[Lines of data]

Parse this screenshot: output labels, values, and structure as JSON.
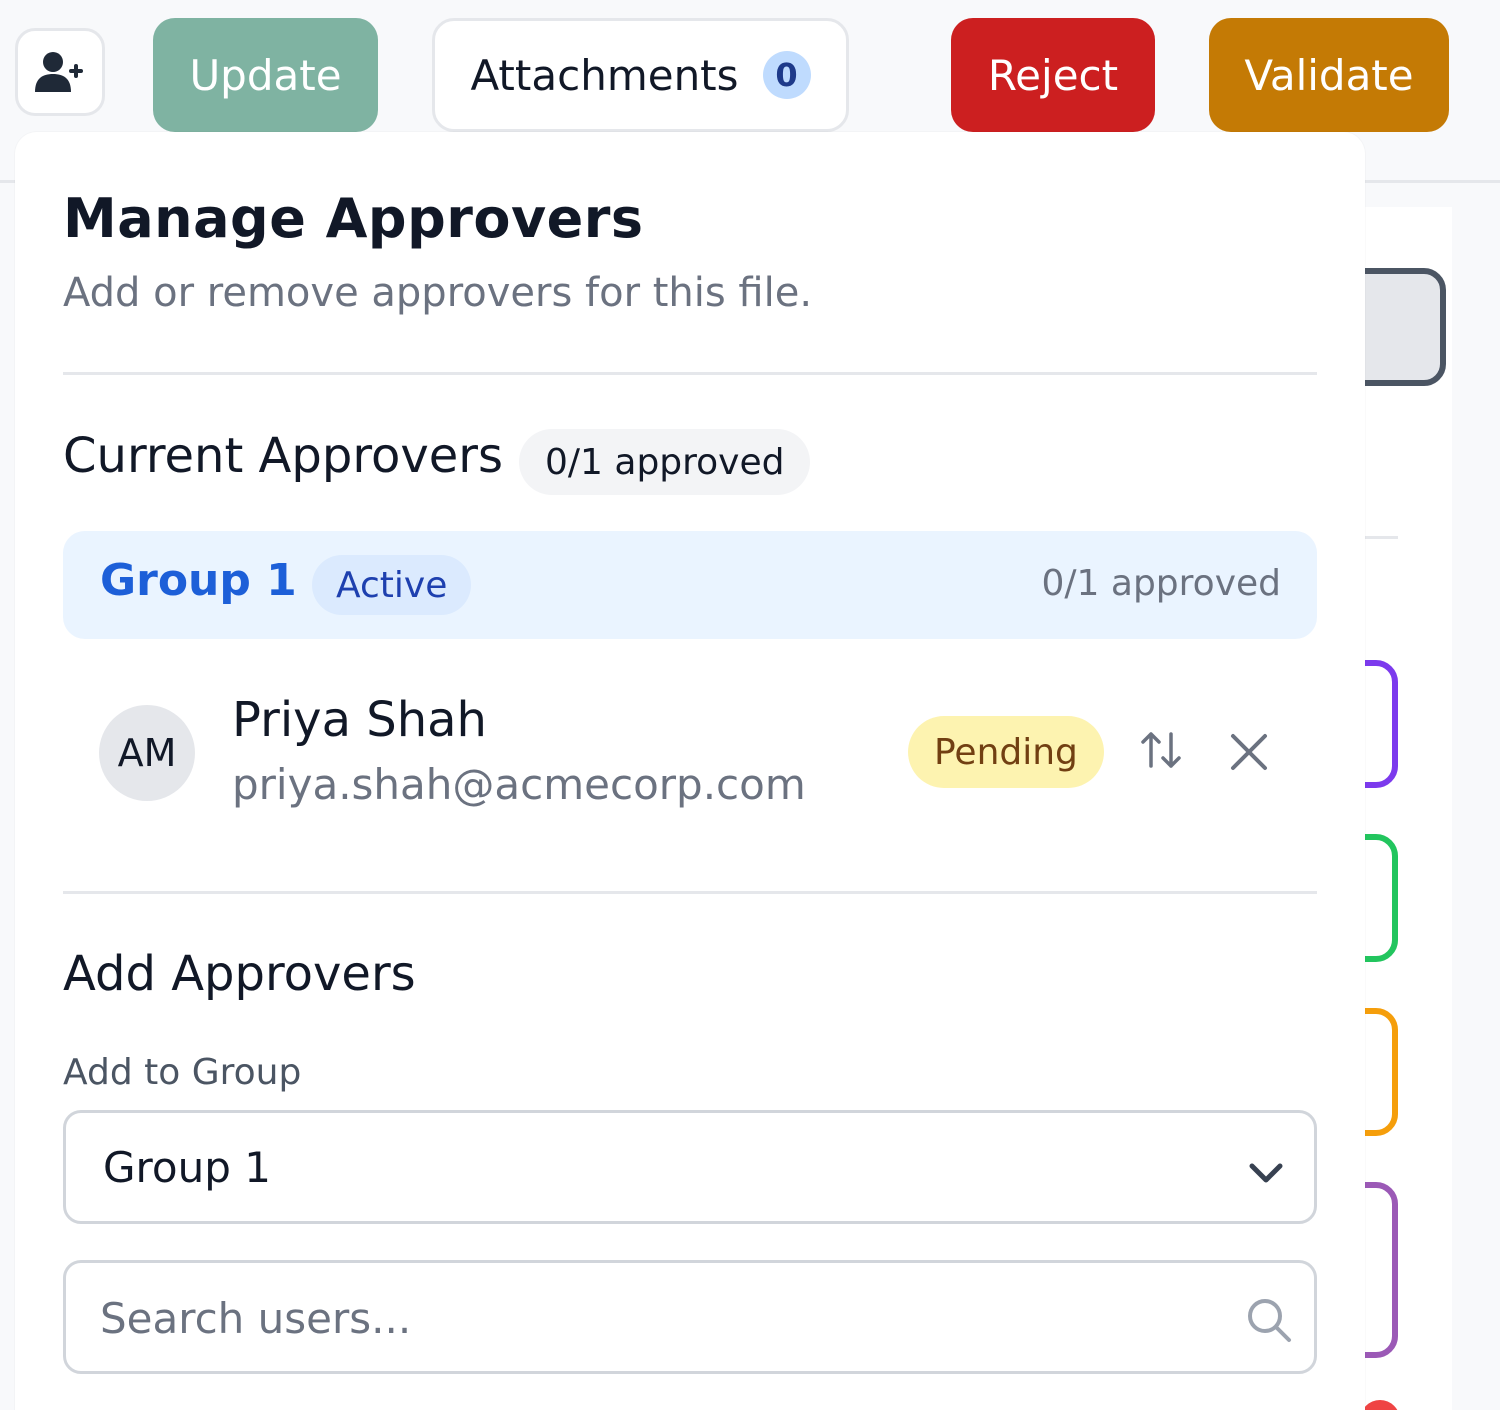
{
  "toolbar": {
    "icon_button": "user-plus-icon",
    "update_label": "Update",
    "attachments_label": "Attachments",
    "attachments_count": "0",
    "reject_label": "Reject",
    "validate_label": "Validate"
  },
  "colors": {
    "update": "#7fb3a2",
    "reject": "#cc1f20",
    "validate": "#c47a05",
    "group_accent": "#1d5fd8",
    "pending_bg": "#fdf3b0"
  },
  "panel": {
    "title": "Manage Approvers",
    "subtitle": "Add or remove approvers for this file."
  },
  "current": {
    "title": "Current Approvers",
    "summary": "0/1 approved",
    "groups": [
      {
        "name": "Group 1",
        "status": "Active",
        "progress": "0/1 approved",
        "approvers": [
          {
            "initials": "AM",
            "name": "Priya Shah",
            "email": "priya.shah@acmecorp.com",
            "status": "Pending"
          }
        ]
      }
    ]
  },
  "add": {
    "title": "Add Approvers",
    "group_label": "Add to Group",
    "group_selected": "Group 1",
    "search_placeholder": "Search users..."
  }
}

▶ [EXERCISE DETAILS]
Repeat the material above word for word and skip every image in it.

▶ [SOLUTION FOR THIS TASK]
Parse this screenshot: output labels, values, and structure as JSON.
{
  "toolbar": {
    "icon_button": "user-plus-icon",
    "update_label": "Update",
    "attachments_label": "Attachments",
    "attachments_count": "0",
    "reject_label": "Reject",
    "validate_label": "Validate"
  },
  "colors": {
    "update": "#7fb3a2",
    "reject": "#cc1f20",
    "validate": "#c47a05",
    "group_accent": "#1d5fd8",
    "pending_bg": "#fdf3b0"
  },
  "panel": {
    "title": "Manage Approvers",
    "subtitle": "Add or remove approvers for this file."
  },
  "current": {
    "title": "Current Approvers",
    "summary": "0/1 approved",
    "groups": [
      {
        "name": "Group 1",
        "status": "Active",
        "progress": "0/1 approved",
        "approvers": [
          {
            "initials": "AM",
            "name": "Priya Shah",
            "email": "priya.shah@acmecorp.com",
            "status": "Pending"
          }
        ]
      }
    ]
  },
  "add": {
    "title": "Add Approvers",
    "group_label": "Add to Group",
    "group_selected": "Group 1",
    "search_placeholder": "Search users..."
  }
}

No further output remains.